Goal = Select lines where the word "Visitation" appears.

☆ ☆ ☆ ☆ ☆

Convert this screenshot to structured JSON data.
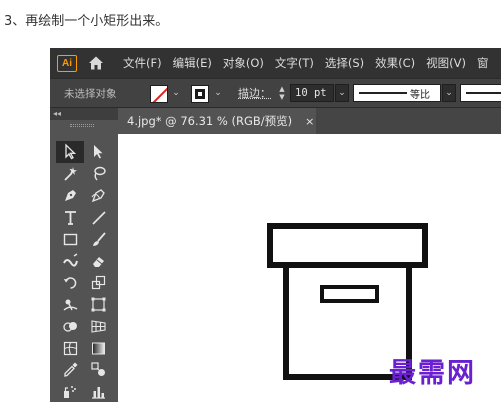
{
  "caption": "3、再绘制一个小矩形出来。",
  "app": {
    "logo_text": "Ai",
    "accent_color": "#ff9a00"
  },
  "menubar": {
    "items": [
      "文件(F)",
      "编辑(E)",
      "对象(O)",
      "文字(T)",
      "选择(S)",
      "效果(C)",
      "视图(V)",
      "窗"
    ]
  },
  "controlbar": {
    "selection_status": "未选择对象",
    "stroke_label": "描边：",
    "stroke_weight": "10 pt",
    "profile_label": "等比"
  },
  "toolpanel": {
    "header_glyph": "◂◂",
    "tools": [
      {
        "name": "selection-tool-icon",
        "active": true
      },
      {
        "name": "direct-selection-tool-icon"
      },
      {
        "name": "magic-wand-tool-icon"
      },
      {
        "name": "lasso-tool-icon"
      },
      {
        "name": "pen-tool-icon"
      },
      {
        "name": "curvature-tool-icon"
      },
      {
        "name": "type-tool-icon"
      },
      {
        "name": "line-segment-tool-icon"
      },
      {
        "name": "rectangle-tool-icon"
      },
      {
        "name": "paintbrush-tool-icon"
      },
      {
        "name": "shaper-tool-icon"
      },
      {
        "name": "eraser-tool-icon"
      },
      {
        "name": "rotate-tool-icon"
      },
      {
        "name": "scale-tool-icon"
      },
      {
        "name": "warp-tool-icon"
      },
      {
        "name": "free-transform-tool-icon"
      },
      {
        "name": "shape-builder-tool-icon"
      },
      {
        "name": "perspective-grid-tool-icon"
      },
      {
        "name": "mesh-tool-icon"
      },
      {
        "name": "gradient-tool-icon"
      },
      {
        "name": "eyedropper-tool-icon"
      },
      {
        "name": "blend-tool-icon"
      },
      {
        "name": "symbol-sprayer-tool-icon"
      },
      {
        "name": "column-graph-tool-icon"
      }
    ]
  },
  "document": {
    "tab_title": "4.jpg* @ 76.31 % (RGB/预览)",
    "close_glyph": "×"
  },
  "watermark": "最需网"
}
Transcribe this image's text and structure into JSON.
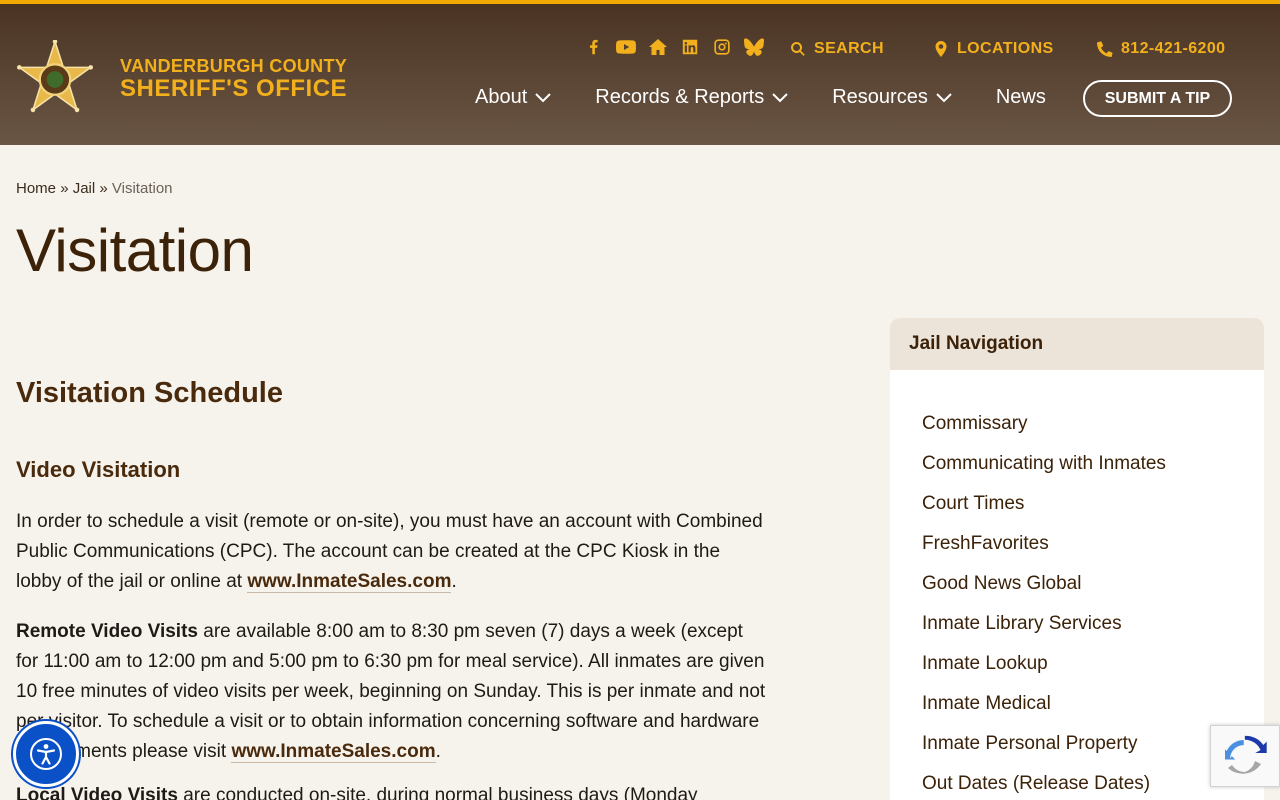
{
  "colors": {
    "accent": "#f2b11c",
    "header_dark": "#4a3322",
    "heading": "#4a2a0c",
    "page_bg": "#f6f2ec"
  },
  "brand": {
    "line1": "VANDERBURGH COUNTY",
    "line2": "SHERIFF'S OFFICE",
    "logo_icon": "sheriff-star-badge"
  },
  "social_icons": [
    "facebook-icon",
    "youtube-icon",
    "home-icon",
    "linkedin-icon",
    "instagram-icon",
    "bluesky-icon"
  ],
  "utility": {
    "search": "SEARCH",
    "locations": "LOCATIONS",
    "phone": "812-421-6200"
  },
  "nav": {
    "about": "About",
    "records": "Records & Reports",
    "resources": "Resources",
    "news": "News",
    "tip": "SUBMIT A TIP"
  },
  "breadcrumb": {
    "home": "Home",
    "sep": "»",
    "jail": "Jail",
    "current": "Visitation"
  },
  "page_title": "Visitation",
  "content": {
    "h2": "Visitation Schedule",
    "h3": "Video Visitation",
    "p1_text": "In order to schedule a visit (remote or on-site), you must have an account with Combined Public Communications (CPC). The account can be created at the CPC Kiosk in the lobby of the jail or online at ",
    "p1_link": "www.InmateSales.com",
    "p1_end": ".",
    "p2_bold": "Remote Video Visits",
    "p2_text": " are available 8:00 am to 8:30 pm seven (7) days a week (except for 11:00 am to 12:00 pm and 5:00 pm to 6:30 pm for meal service). All inmates are given 10 free minutes of video visits per week, beginning on Sunday. This is per inmate and not per visitor. To schedule a visit or to obtain information concerning software and hardware requirements please visit ",
    "p2_link": "www.InmateSales.com",
    "p2_end": ".",
    "p3_bold": "Local Video Visits",
    "p3_text": " are conducted on-site, during normal business days (Monday"
  },
  "sidebar": {
    "title": "Jail Navigation",
    "items": [
      "Commissary",
      "Communicating with Inmates",
      "Court Times",
      "FreshFavorites",
      "Good News Global",
      "Inmate Library Services",
      "Inmate Lookup",
      "Inmate Medical",
      "Inmate Personal Property",
      "Out Dates (Release Dates)"
    ]
  }
}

☆ ☆ ☆ ☆ ☆

Written response =
    "current": "Visitation"
  "page_title": "Visitation",
    "h2": "Visitation Schedule",
    "h3": "Video Visitation",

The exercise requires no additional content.